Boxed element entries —

- - -

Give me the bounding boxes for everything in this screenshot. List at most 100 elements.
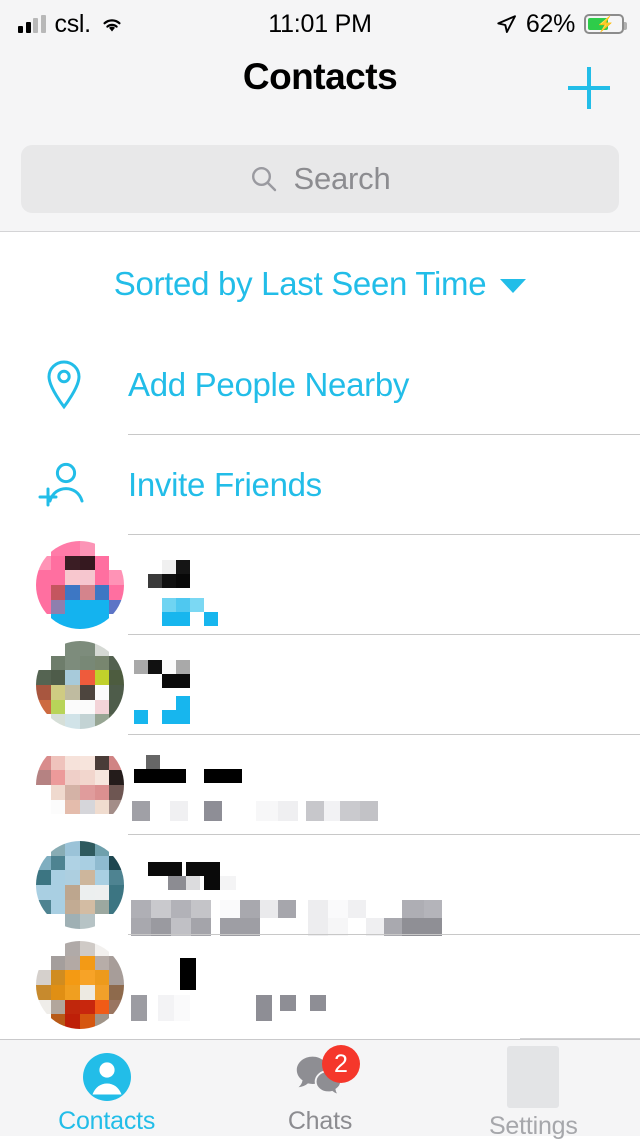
contact-name-redacted: [204, 876, 220, 890]
sort-label: Sorted by Last Seen Time: [113, 265, 487, 302]
page-title: Contacts: [242, 56, 398, 97]
contact-status-redacted: [278, 900, 296, 918]
contact-name-redacted: [204, 862, 220, 876]
chat-bubbles-icon: 2: [294, 1045, 360, 1103]
contact-status-redacted: [162, 612, 176, 626]
contact-status-redacted: [280, 995, 296, 1011]
settings-placeholder-icon: [507, 1046, 560, 1108]
contact-status-redacted: [176, 696, 190, 710]
contact-name-redacted: [162, 674, 176, 688]
contact-name-redacted: [148, 862, 182, 876]
contact-status-redacted: [308, 900, 328, 918]
contact-status-redacted: [176, 710, 190, 724]
avatar: [36, 841, 124, 929]
chats-unread-badge: 2: [321, 1045, 360, 1083]
add-contact-button[interactable]: [563, 62, 615, 114]
chevron-down-icon: [500, 279, 527, 293]
contact-status-redacted: [134, 710, 148, 724]
contact-status-redacted: [191, 900, 211, 918]
contact-name-redacted: [176, 560, 190, 574]
contact-name-redacted: [148, 660, 162, 674]
contact-row[interactable]: [0, 535, 640, 635]
contact-name-redacted: [168, 876, 186, 890]
contact-status-redacted: [204, 612, 218, 626]
contact-name-redacted: [134, 660, 148, 674]
invite-friends-row[interactable]: Invite Friends: [0, 435, 640, 535]
person-circle-icon: [81, 1051, 133, 1103]
contact-name-redacted: [180, 958, 196, 990]
map-pin-icon: [0, 356, 128, 414]
tab-settings-label: Settings: [488, 1112, 578, 1140]
contact-name-redacted: [176, 660, 190, 674]
contact-status-redacted: [176, 612, 190, 626]
tab-contacts[interactable]: Contacts: [0, 1040, 213, 1136]
tab-chats[interactable]: 2 Chats: [213, 1040, 426, 1136]
contact-row[interactable]: [0, 735, 640, 835]
contact-status-redacted: [176, 598, 190, 612]
contact-status-redacted: [256, 801, 278, 821]
add-people-nearby-label: Add People Nearby: [128, 366, 410, 403]
avatar: [36, 641, 124, 729]
contact-status-redacted: [190, 612, 204, 626]
contact-status-redacted: [131, 995, 147, 1021]
status-bar: csl. 11:01 PM 62% ⚡: [0, 0, 640, 48]
clock-label: 11:01 PM: [268, 9, 372, 38]
sort-selector[interactable]: Sorted by Last Seen Time: [0, 233, 640, 335]
contact-status-redacted: [278, 801, 298, 821]
contact-status-redacted: [424, 900, 442, 918]
avatar: [36, 941, 124, 1029]
contact-status-redacted: [256, 995, 272, 1021]
contact-status-redacted: [348, 900, 366, 918]
contact-name-redacted: [176, 674, 190, 688]
contact-status-redacted: [170, 801, 188, 821]
contact-name-redacted: [148, 574, 162, 588]
contact-status-redacted: [240, 900, 260, 918]
contact-status-redacted: [204, 801, 222, 821]
contact-status-redacted: [158, 995, 174, 1021]
contact-status-redacted: [151, 900, 171, 918]
contact-status-redacted: [190, 598, 204, 612]
search-icon: [249, 164, 279, 194]
contact-status-redacted: [340, 801, 360, 821]
contact-status-redacted: [171, 900, 191, 918]
contact-name-redacted: [176, 574, 190, 588]
contact-status-redacted: [260, 900, 278, 918]
battery-icon: ⚡: [584, 14, 627, 34]
contact-row[interactable]: [0, 635, 640, 735]
contact-name-redacted: [186, 876, 200, 890]
tab-chats-label: Chats: [287, 1107, 353, 1135]
battery-percent-label: 62%: [525, 9, 575, 38]
page-header: Contacts Search: [0, 48, 640, 232]
add-person-icon: [0, 456, 128, 514]
avatar: [36, 541, 124, 629]
search-placeholder: Search: [293, 161, 391, 196]
contact-row[interactable]: [0, 835, 640, 936]
contact-name-redacted: [146, 755, 160, 769]
status-bar-right: 62% ⚡: [496, 0, 627, 48]
invite-friends-label: Invite Friends: [128, 466, 322, 503]
contact-status-redacted: [324, 801, 340, 821]
contact-status-redacted: [402, 900, 424, 918]
contact-status-redacted: [220, 900, 240, 918]
avatar: [36, 741, 124, 829]
contact-status-redacted: [132, 801, 150, 821]
contact-status-redacted: [328, 900, 348, 918]
add-people-nearby-row[interactable]: Add People Nearby: [0, 335, 640, 435]
contact-status-redacted: [174, 995, 190, 1021]
search-input[interactable]: Search: [21, 145, 619, 213]
contact-name-redacted: [162, 574, 176, 588]
contact-name-redacted: [148, 560, 162, 574]
contact-status-redacted: [162, 710, 176, 724]
contact-status-redacted: [310, 995, 326, 1011]
charging-bolt-icon: ⚡: [596, 16, 615, 33]
contact-name-redacted: [204, 769, 242, 783]
contact-row[interactable]: [0, 935, 640, 1035]
contact-status-redacted: [360, 801, 378, 821]
contact-name-redacted: [134, 769, 186, 783]
tab-contacts-label: Contacts: [58, 1107, 156, 1135]
location-arrow-icon: [496, 14, 517, 35]
tab-settings[interactable]: Settings: [427, 1040, 640, 1140]
tab-bar: Contacts 2 Chats Settings: [0, 1039, 640, 1140]
contact-name-redacted: [186, 862, 206, 876]
contact-status-redacted: [162, 598, 176, 612]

- - -

Required work —
How many lines of the entries contain the word "Contacts", matching case? Reply with the number alone.

Complete response —
5